Provided data ::
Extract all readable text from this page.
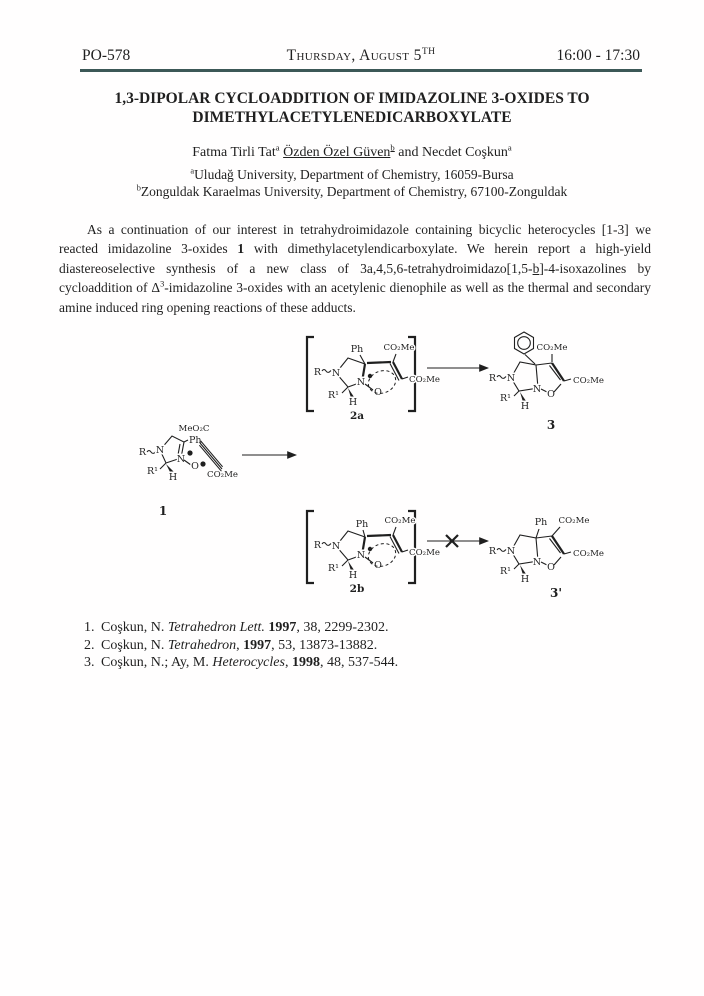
PO-578	Thursday, August 5TH	16:00 - 17:30
1,3-DIPOLAR CYCLOADDITION OF IMIDAZOLINE 3-OXIDES TO
DIMETHYLACETYLENEDICARBOXYLATE
Fatma Tirli Tat$^a$ Özden Özel Güven$^b$ and Necdet Coşkun$^a$
$^a$Uludağ University, Department of Chemistry, 16059-Bursa
$^b$Zonguldak Karaelmas University, Department of Chemistry, 67100-Zonguldak
As a continuation of our interest in tetrahydroimidazole containing bicyclic heterocycles [1-3] we reacted imidazoline 3-oxides 1 with dimethylacetylendicarboxylate. We herein report a high-yield diastereoselective synthesis of a new class of 3a,4,5,6-tetrahydroimidazo[1,5-b]-4-isoxazolines by cycloaddition of $\Delta^3$-imidazoline 3-oxides with an acetylenic dienophile as well as the thermal and secondary amine induced ring opening reactions of these adducts.
R N
N
O
Ph
R¹
H
MeO₂C
CO₂Me
1
R N
Ph
N
O
R¹
H
CO₂Me
CO₂Me
2a
R N
N O
CO₂Me
CO₂Me
R¹
H
3
R N
Ph
N
O
R¹
H
CO₂Me
CO₂Me
2b
R N
N O
Ph CO₂Me
CO₂Me
R¹
H
3'
1. Coşkun, N. Tetrahedron Lett. 1997, 38, 2299-2302.
2. Coşkun, N. Tetrahedron, 1997, 53, 13873-13882.
3. Coşkun, N.; Ay, M. Heterocycles, 1998, 48, 537-544.
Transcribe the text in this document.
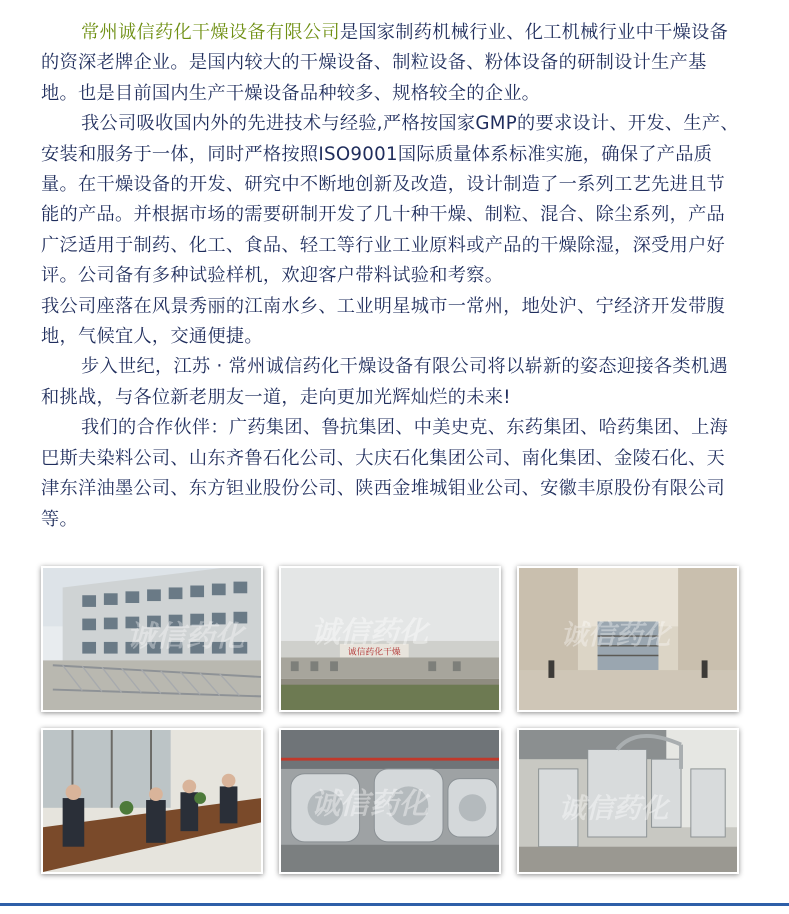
常州诚信药化干燥设备有限公司是国家制药机械行业、化工机械行业中干燥设备的资深老牌企业。是国内较大的干燥设备、制粒设备、粉体设备的研制设计生产基地。也是目前国内生产干燥设备品种较多、规格较全的企业。

我公司吸收国内外的先进技术与经验,严格按国家GMP的要求设计、开发、生产、安装和服务于一体，同时严格按照ISO9001国际质量体系标准实施，确保了产品质量。在干燥设备的开发、研究中不断地创新及改造，设计制造了一系列工艺先进且节能的产品。并根据市场的需要研制开发了几十种干燥、制粒、混合、除尘系列，产品广泛适用于制药、化工、食品、轻工等行业工业原料或产品的干燥除湿，深受用户好评。公司备有多种试验样机，欢迎客户带料试验和考察。

我公司座落在风景秀丽的江南水乡、工业明星城市一常州，地处沪、宁经济开发带腹地，气候宜人，交通便捷。

步入世纪，江苏 · 常州诚信药化干燥设备有限公司将以崭新的姿态迎接各类机遇和挑战，与各位新老朋友一道，走向更加光辉灿烂的未来!

我们的合作伙伴：广药集团、鲁抗集团、中美史克、东药集团、哈药集团、上海巴斯夫染料公司、山东齐鲁石化公司、大庆石化集团公司、南化集团、金陵石化、天津东洋油墨公司、东方钽业股份公司、陕西金堆城钼业公司、安徽丰原股份有限公司等。

诚信药化	诚信药化干燥
诚信药化	诚信药化
诚信药化	诚信药化
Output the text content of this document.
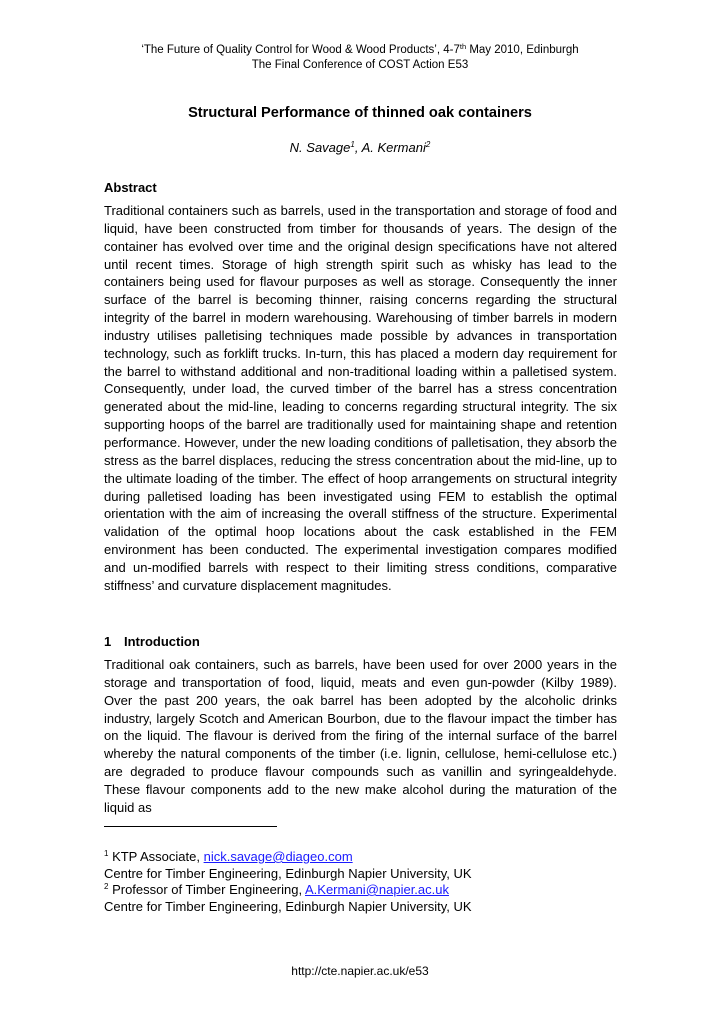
‘The Future of Quality Control for Wood & Wood Products’, 4-7th May 2010, Edinburgh
The Final Conference of COST Action E53
Structural Performance of thinned oak containers
N. Savage$^1$, A. Kermani$^2$
Abstract

Traditional containers such as barrels, used in the transportation and storage of food and liquid, have been constructed from timber for thousands of years. The design of the container has evolved over time and the original design specifications have not altered until recent times. Storage of high strength spirit such as whisky has lead to the containers being used for flavour purposes as well as storage. Consequently the inner surface of the barrel is becoming thinner, raising concerns regarding the structural integrity of the barrel in modern warehousing. Warehousing of timber barrels in modern industry utilises palletising techniques made possible by advances in transportation technology, such as forklift trucks. In-turn, this has placed a modern day requirement for the barrel to withstand additional and non-traditional loading within a palletised system. Consequently, under load, the curved timber of the barrel has a stress concentration generated about the mid-line, leading to concerns regarding structural integrity. The six supporting hoops of the barrel are traditionally used for maintaining shape and retention performance. However, under the new loading conditions of palletisation, they absorb the stress as the barrel displaces, reducing the stress concentration about the mid-line, up to the ultimate loading of the timber. The effect of hoop arrangements on structural integrity during palletised loading has been investigated using FEM to establish the optimal orientation with the aim of increasing the overall stiffness of the structure. Experimental validation of the optimal hoop locations about the cask established in the FEM environment has been conducted. The experimental investigation compares modified and un-modified barrels with respect to their limiting stress conditions, comparative stiffness’ and curvature displacement magnitudes.

1 Introduction

Traditional oak containers, such as barrels, have been used for over 2000 years in the storage and transportation of food, liquid, meats and even gun-powder (Kilby 1989). Over the past 200 years, the oak barrel has been adopted by the alcoholic drinks industry, largely Scotch and American Bourbon, due to the flavour impact the timber has on the liquid. The flavour is derived from the firing of the internal surface of the barrel whereby the natural components of the timber (i.e. lignin, cellulose, hemi-cellulose etc.) are degraded to produce flavour compounds such as vanillin and syringealdehyde. These flavour components add to the new make alcohol during the maturation of the liquid as

$^1$ KTP Associate, nick.savage@diageo.com
Centre for Timber Engineering, Edinburgh Napier University, UK
$^2$ Professor of Timber Engineering, A.Kermani@napier.ac.uk
Centre for Timber Engineering, Edinburgh Napier University, UK
http://cte.napier.ac.uk/e53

Given instruction ::
Copy out all lines where the word "University" appears.

Exercise response ::
$^a$Uludağ University, Department of Chemistry, 16059-Bursa
$^b$Zonguldak Karaelmas University, Department of Chemistry, 67100-Zonguldak
Centre for Timber Engineering, Edinburgh Napier University, UK
Centre for Timber Engineering, Edinburgh Napier University, UK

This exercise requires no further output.